Exercise goal: Give again, unaltered, the line with "Read this page and output its text content." and all lines that follow it in the listing below, minus any pictures.
-------- Provided information --------
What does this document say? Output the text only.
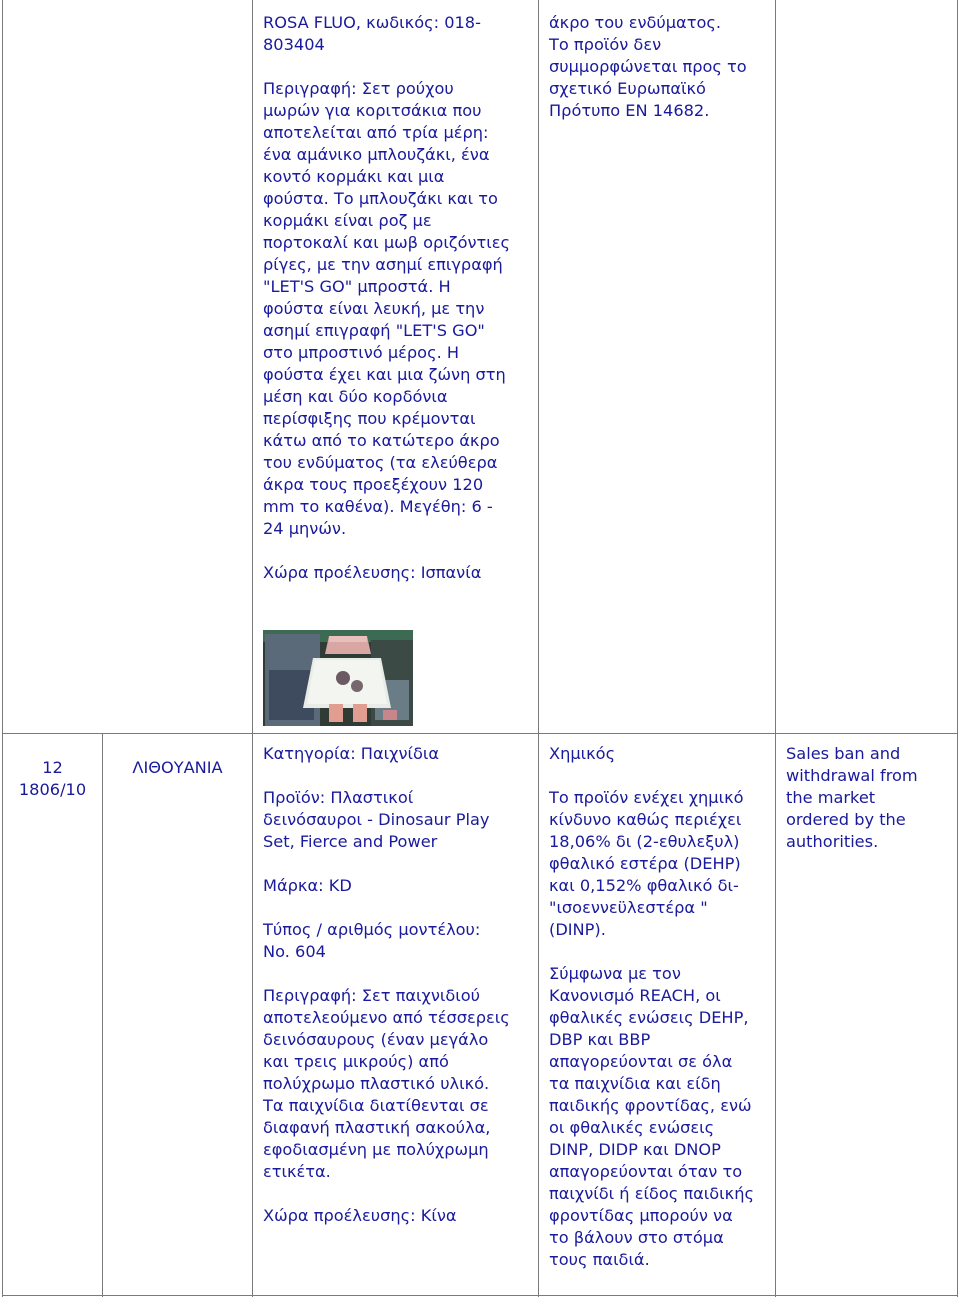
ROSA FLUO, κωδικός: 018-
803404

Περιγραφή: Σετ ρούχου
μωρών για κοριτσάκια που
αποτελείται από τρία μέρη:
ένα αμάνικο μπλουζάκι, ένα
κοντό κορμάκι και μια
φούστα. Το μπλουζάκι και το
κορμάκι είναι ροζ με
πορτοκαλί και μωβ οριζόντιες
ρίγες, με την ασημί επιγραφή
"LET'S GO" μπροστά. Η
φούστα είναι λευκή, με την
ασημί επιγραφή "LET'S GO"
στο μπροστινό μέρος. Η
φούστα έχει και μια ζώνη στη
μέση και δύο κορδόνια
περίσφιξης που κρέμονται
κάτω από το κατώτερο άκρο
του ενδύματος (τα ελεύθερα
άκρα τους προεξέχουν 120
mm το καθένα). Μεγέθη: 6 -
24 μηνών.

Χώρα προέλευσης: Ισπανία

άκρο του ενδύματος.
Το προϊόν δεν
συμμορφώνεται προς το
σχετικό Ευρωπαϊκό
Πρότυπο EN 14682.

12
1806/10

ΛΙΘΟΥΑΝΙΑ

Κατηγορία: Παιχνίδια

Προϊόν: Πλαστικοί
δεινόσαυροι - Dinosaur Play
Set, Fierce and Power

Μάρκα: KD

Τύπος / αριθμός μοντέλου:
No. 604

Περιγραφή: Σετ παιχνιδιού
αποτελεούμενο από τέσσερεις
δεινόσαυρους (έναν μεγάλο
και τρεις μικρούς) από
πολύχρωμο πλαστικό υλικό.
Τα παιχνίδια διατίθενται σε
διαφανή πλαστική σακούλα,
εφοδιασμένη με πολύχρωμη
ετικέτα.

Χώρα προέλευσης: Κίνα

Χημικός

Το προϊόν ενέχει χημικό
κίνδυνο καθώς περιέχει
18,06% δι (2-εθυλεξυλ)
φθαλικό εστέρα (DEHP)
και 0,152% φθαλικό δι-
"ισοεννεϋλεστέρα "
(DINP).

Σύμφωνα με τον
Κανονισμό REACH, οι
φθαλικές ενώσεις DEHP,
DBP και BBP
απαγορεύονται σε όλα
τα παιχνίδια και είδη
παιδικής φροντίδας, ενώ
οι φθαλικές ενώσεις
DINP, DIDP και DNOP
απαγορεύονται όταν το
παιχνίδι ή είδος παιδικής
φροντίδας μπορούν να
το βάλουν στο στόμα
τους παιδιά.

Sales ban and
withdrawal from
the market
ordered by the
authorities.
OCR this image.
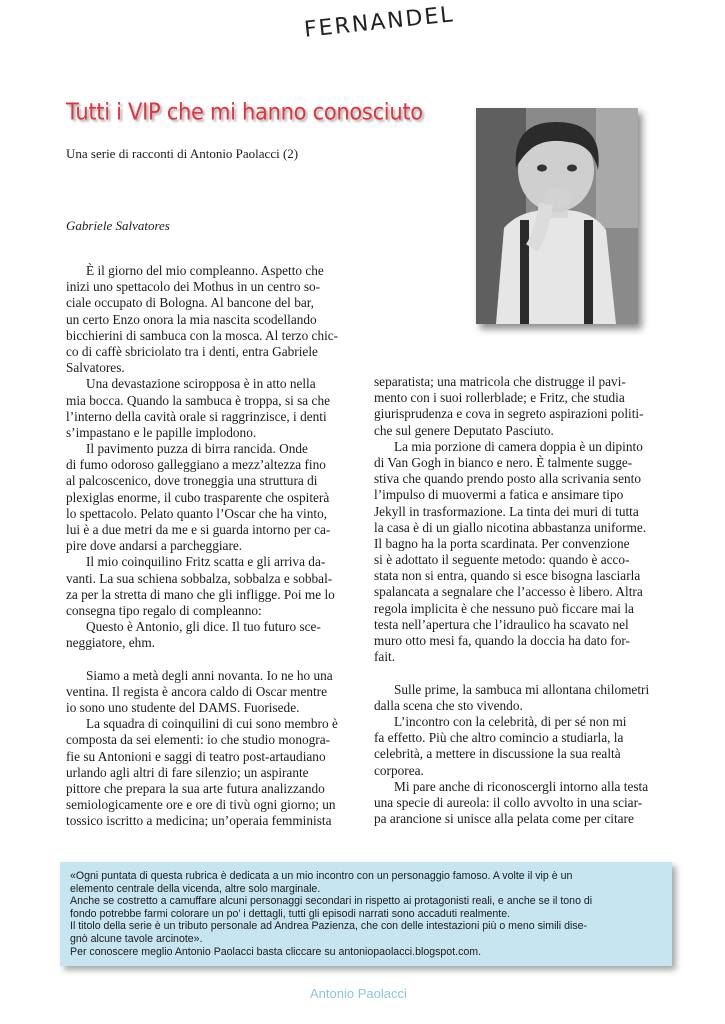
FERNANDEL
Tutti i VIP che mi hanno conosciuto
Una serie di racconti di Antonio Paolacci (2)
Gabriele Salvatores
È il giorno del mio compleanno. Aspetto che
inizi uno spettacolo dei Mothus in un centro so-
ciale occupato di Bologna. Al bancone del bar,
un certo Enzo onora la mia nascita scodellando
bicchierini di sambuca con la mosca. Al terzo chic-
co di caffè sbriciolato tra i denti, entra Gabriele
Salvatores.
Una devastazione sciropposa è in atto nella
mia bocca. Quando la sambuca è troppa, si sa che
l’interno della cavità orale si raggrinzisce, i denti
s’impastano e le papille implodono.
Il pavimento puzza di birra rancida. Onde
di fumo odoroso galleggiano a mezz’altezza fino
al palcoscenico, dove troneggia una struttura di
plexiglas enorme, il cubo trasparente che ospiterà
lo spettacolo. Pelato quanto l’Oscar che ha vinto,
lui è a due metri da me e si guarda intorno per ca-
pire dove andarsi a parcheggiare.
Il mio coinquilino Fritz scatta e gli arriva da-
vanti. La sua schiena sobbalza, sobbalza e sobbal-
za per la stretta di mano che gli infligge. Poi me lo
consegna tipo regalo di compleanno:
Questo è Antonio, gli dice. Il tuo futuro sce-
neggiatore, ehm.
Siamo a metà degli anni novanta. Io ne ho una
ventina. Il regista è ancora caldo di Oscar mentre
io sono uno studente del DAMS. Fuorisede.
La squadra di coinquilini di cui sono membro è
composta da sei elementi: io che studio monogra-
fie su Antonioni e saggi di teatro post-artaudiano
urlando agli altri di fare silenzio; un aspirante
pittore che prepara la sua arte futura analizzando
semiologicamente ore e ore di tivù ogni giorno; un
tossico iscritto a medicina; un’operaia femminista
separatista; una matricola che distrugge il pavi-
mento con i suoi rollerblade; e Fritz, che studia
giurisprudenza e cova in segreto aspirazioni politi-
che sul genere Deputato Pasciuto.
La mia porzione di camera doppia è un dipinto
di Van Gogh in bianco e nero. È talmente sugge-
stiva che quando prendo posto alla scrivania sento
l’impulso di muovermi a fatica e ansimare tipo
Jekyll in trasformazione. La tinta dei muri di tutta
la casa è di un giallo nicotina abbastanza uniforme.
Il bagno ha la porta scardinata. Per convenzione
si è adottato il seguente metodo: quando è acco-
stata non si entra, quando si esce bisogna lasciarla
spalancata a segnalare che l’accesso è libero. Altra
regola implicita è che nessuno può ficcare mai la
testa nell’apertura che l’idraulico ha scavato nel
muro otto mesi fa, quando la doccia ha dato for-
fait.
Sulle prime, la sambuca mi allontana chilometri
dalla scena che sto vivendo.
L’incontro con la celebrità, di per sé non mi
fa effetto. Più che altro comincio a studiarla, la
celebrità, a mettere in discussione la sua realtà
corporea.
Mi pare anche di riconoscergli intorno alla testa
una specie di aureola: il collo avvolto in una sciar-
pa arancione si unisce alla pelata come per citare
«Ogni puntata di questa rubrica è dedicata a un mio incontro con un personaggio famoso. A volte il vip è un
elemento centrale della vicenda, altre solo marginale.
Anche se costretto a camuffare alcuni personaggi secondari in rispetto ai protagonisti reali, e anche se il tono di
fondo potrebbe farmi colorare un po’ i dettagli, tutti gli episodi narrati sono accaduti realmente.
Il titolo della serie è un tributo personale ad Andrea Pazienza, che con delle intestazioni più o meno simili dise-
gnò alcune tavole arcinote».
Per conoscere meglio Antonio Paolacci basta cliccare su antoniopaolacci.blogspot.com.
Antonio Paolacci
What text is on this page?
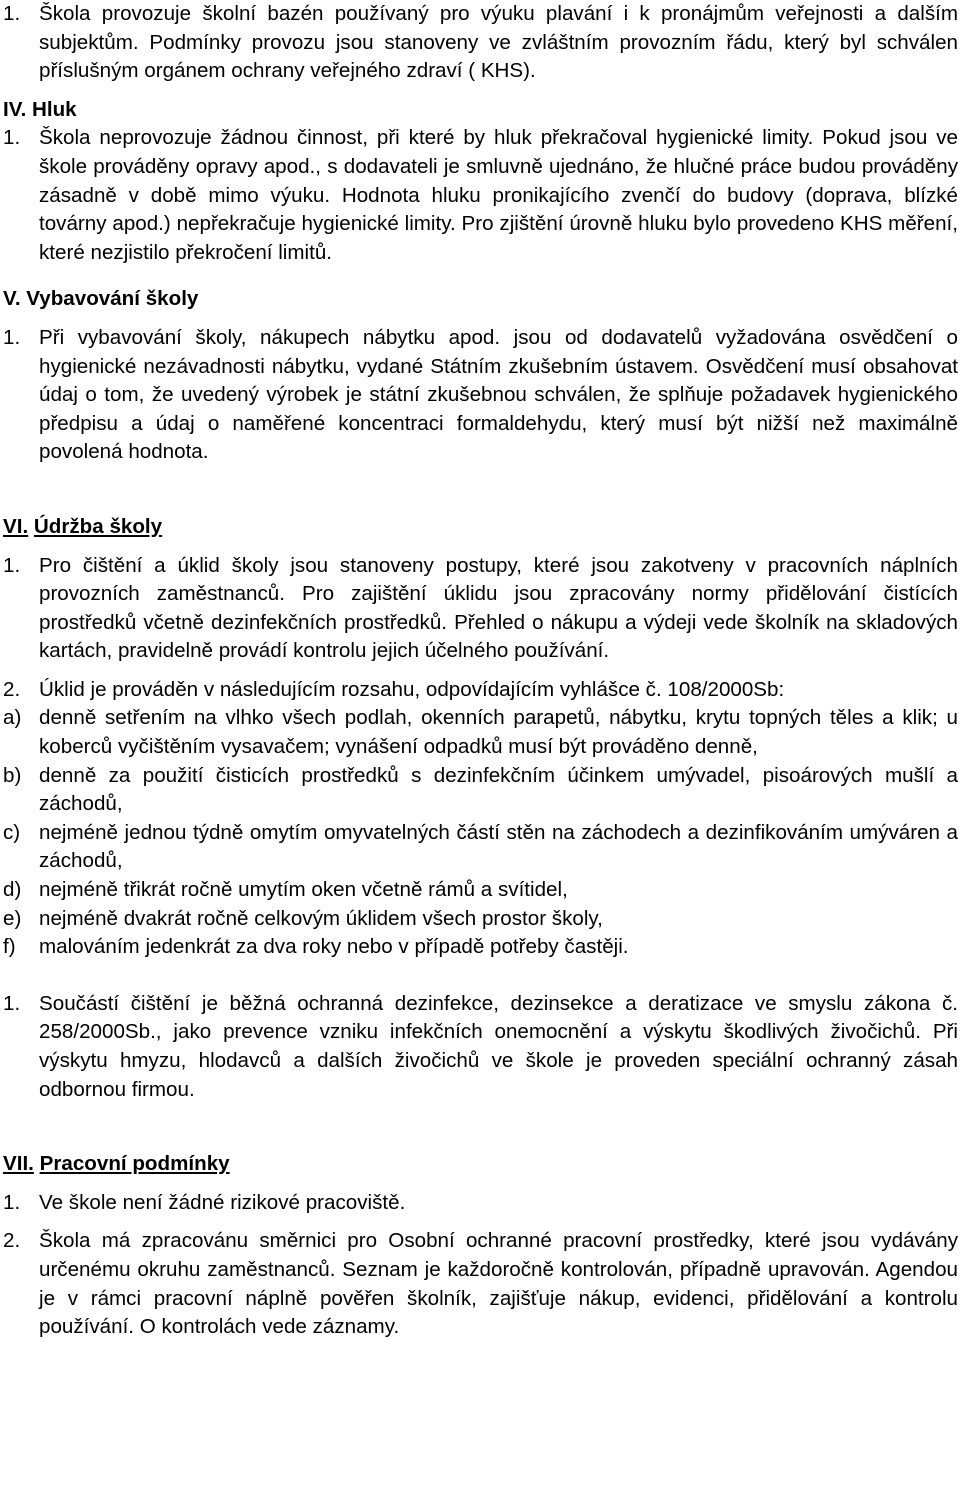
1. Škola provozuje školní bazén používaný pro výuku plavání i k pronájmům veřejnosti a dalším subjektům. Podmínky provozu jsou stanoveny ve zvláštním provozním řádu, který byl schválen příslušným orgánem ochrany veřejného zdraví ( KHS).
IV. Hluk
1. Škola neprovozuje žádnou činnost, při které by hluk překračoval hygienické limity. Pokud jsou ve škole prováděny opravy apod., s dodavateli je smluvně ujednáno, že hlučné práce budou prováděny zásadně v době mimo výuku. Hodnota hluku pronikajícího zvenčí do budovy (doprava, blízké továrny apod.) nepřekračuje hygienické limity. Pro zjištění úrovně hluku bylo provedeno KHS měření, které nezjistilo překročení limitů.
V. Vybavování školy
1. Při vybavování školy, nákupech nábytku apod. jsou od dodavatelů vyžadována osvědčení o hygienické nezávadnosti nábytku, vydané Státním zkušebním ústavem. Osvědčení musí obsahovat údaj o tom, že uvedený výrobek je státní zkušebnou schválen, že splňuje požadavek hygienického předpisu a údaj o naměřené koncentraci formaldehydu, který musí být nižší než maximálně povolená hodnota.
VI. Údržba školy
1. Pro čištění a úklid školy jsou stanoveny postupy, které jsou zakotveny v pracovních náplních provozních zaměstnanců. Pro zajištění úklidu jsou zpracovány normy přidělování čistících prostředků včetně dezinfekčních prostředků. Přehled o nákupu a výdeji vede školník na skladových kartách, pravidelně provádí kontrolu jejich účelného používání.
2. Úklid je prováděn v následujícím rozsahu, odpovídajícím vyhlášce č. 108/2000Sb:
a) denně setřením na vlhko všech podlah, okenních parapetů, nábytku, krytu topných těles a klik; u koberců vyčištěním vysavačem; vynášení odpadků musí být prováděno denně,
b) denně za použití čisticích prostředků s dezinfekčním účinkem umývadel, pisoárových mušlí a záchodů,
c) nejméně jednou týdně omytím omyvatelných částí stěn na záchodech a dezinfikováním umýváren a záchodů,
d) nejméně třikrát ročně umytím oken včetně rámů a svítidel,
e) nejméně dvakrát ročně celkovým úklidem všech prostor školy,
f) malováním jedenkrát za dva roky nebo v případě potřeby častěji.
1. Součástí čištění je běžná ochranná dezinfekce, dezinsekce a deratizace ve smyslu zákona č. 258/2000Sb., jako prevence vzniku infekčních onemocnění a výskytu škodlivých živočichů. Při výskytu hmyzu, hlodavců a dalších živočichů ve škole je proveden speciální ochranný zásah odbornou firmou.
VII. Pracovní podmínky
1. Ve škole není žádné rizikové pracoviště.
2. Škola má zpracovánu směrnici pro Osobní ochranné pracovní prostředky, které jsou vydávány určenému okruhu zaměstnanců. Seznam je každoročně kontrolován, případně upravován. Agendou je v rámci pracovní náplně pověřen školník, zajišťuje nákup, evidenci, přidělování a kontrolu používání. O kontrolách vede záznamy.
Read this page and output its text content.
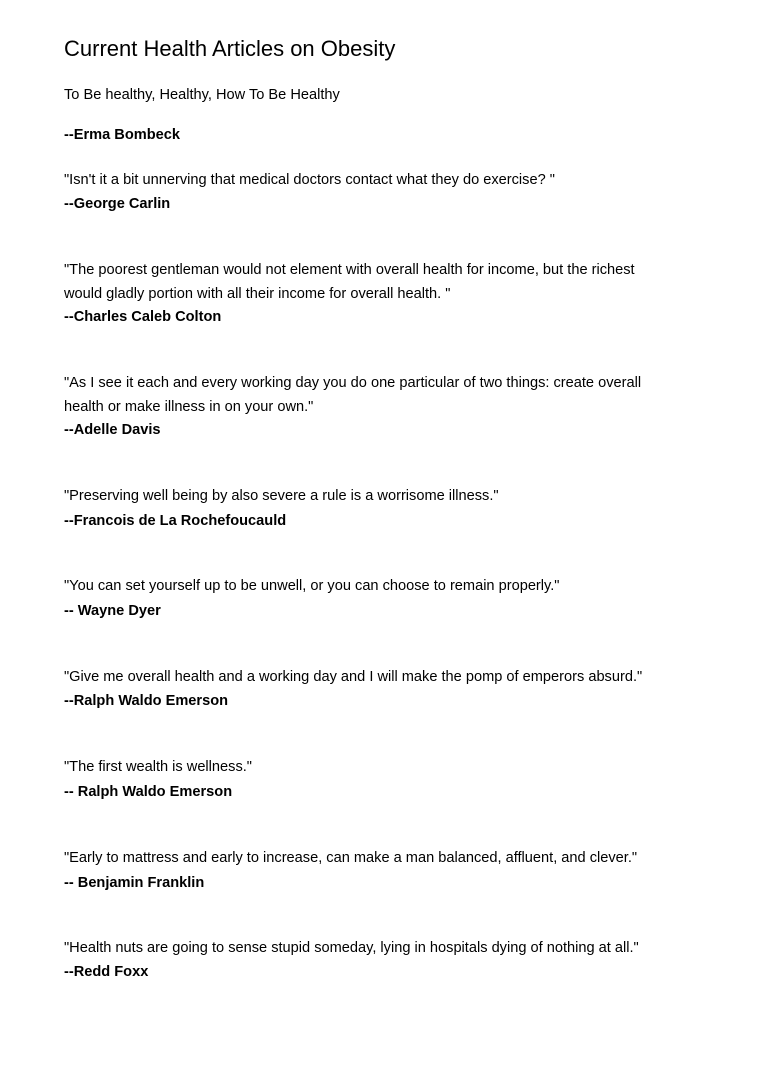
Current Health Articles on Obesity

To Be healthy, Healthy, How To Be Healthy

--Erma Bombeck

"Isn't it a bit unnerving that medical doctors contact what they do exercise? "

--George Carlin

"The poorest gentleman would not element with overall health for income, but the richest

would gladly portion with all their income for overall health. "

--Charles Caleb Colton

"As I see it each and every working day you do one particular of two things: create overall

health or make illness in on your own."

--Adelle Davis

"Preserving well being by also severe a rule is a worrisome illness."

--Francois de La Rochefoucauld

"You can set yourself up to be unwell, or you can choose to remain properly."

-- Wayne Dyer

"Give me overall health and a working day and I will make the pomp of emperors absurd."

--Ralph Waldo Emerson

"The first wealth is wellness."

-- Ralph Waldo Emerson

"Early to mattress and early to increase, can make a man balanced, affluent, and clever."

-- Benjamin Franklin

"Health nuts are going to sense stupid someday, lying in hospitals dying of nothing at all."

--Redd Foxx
--------
Exercise answer:
Read this page and output its text content.
Current Health Articles on Obesity

To Be healthy, Healthy, How To Be Healthy

--Erma Bombeck

"Isn't it a bit unnerving that medical doctors contact what they do exercise? "

--George Carlin

"The poorest gentleman would not element with overall health for income, but the richest

would gladly portion with all their income for overall health. "

--Charles Caleb Colton

"As I see it each and every working day you do one particular of two things: create overall

health or make illness in on your own."

--Adelle Davis

"Preserving well being by also severe a rule is a worrisome illness."

--Francois de La Rochefoucauld

"You can set yourself up to be unwell, or you can choose to remain properly."

-- Wayne Dyer

"Give me overall health and a working day and I will make the pomp of emperors absurd."

--Ralph Waldo Emerson

"The first wealth is wellness."

-- Ralph Waldo Emerson

"Early to mattress and early to increase, can make a man balanced, affluent, and clever."

-- Benjamin Franklin

"Health nuts are going to sense stupid someday, lying in hospitals dying of nothing at all."

--Redd Foxx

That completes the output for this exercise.